== Data to process
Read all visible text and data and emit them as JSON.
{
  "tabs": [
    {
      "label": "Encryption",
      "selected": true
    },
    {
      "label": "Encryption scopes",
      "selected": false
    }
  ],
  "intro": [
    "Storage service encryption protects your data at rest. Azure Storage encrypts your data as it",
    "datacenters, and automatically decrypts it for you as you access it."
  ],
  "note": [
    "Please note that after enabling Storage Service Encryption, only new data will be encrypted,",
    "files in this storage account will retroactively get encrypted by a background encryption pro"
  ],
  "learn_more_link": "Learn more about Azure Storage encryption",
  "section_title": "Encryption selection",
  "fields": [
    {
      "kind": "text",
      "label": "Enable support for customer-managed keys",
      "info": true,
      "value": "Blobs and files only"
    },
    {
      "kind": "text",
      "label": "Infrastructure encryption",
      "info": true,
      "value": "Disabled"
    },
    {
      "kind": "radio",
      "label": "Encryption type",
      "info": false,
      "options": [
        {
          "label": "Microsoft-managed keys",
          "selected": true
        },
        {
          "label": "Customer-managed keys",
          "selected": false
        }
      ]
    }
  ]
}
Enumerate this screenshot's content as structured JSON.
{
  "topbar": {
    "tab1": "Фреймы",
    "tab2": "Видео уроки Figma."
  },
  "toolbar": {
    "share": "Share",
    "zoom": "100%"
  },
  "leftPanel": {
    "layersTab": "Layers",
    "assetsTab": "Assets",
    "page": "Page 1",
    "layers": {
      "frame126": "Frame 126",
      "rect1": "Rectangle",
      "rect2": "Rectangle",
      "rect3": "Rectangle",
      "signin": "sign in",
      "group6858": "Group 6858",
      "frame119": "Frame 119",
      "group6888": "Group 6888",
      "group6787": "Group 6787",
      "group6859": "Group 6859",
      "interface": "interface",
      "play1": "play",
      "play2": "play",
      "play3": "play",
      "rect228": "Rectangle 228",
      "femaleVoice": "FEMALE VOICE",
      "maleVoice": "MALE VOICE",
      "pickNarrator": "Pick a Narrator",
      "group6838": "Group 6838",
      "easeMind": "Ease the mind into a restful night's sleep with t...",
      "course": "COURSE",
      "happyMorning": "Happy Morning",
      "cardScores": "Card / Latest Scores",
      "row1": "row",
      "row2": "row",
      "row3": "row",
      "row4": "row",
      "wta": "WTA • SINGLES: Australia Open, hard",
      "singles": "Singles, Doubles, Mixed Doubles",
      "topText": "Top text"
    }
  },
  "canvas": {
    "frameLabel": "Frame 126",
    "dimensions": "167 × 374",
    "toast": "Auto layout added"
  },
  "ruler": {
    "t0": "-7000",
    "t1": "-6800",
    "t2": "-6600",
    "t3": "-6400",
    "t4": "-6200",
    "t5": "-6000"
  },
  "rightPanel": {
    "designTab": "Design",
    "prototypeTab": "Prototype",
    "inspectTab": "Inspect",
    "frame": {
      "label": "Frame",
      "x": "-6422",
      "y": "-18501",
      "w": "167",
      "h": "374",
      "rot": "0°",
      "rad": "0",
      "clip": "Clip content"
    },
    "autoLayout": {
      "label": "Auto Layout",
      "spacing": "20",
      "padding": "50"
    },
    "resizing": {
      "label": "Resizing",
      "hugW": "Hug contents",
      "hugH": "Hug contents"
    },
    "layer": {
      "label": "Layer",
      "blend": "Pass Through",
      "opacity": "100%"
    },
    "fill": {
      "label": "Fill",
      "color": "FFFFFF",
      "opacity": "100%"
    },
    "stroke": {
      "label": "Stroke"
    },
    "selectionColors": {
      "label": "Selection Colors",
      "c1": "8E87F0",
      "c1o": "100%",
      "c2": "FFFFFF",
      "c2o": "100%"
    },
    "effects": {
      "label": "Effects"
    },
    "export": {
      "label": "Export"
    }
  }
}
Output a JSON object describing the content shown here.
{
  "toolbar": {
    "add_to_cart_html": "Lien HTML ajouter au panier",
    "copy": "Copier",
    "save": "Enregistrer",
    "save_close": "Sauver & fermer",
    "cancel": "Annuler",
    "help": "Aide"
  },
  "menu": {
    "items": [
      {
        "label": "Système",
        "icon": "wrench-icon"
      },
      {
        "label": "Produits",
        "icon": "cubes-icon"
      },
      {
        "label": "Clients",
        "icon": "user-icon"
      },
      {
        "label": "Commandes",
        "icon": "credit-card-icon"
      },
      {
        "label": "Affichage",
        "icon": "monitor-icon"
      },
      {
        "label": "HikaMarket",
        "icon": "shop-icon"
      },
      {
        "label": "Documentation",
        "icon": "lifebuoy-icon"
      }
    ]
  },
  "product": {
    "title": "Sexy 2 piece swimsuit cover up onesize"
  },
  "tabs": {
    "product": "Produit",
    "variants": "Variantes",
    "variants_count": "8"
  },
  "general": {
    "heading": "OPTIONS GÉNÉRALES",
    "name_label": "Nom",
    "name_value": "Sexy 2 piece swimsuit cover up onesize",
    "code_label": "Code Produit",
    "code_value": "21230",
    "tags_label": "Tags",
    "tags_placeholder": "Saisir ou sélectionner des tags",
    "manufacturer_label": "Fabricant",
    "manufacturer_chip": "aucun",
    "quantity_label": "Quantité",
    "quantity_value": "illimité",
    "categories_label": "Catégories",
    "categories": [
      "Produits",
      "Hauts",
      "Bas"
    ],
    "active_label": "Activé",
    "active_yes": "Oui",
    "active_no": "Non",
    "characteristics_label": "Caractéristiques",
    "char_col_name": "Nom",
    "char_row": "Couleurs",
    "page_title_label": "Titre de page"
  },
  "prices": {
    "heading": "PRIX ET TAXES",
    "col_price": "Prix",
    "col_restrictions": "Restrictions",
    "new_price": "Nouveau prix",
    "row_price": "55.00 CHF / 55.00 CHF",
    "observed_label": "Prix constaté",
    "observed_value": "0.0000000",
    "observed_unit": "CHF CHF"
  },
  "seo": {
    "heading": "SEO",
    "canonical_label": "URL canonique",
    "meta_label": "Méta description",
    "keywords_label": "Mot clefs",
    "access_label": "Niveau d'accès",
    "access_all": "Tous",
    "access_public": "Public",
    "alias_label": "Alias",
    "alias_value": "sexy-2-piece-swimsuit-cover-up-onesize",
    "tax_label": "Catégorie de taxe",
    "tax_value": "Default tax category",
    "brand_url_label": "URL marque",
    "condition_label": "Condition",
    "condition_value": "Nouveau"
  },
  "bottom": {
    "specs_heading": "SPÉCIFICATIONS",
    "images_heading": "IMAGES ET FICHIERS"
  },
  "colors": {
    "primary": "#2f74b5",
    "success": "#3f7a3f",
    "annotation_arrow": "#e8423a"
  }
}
====
- **What you need to do**
Check each line above for "this" and return the ones that have it.

- **Response**
    "files in this storage account will retroactively get encrypted by a background encryption pro"
Enumerate this screenshot's content as structured JSON.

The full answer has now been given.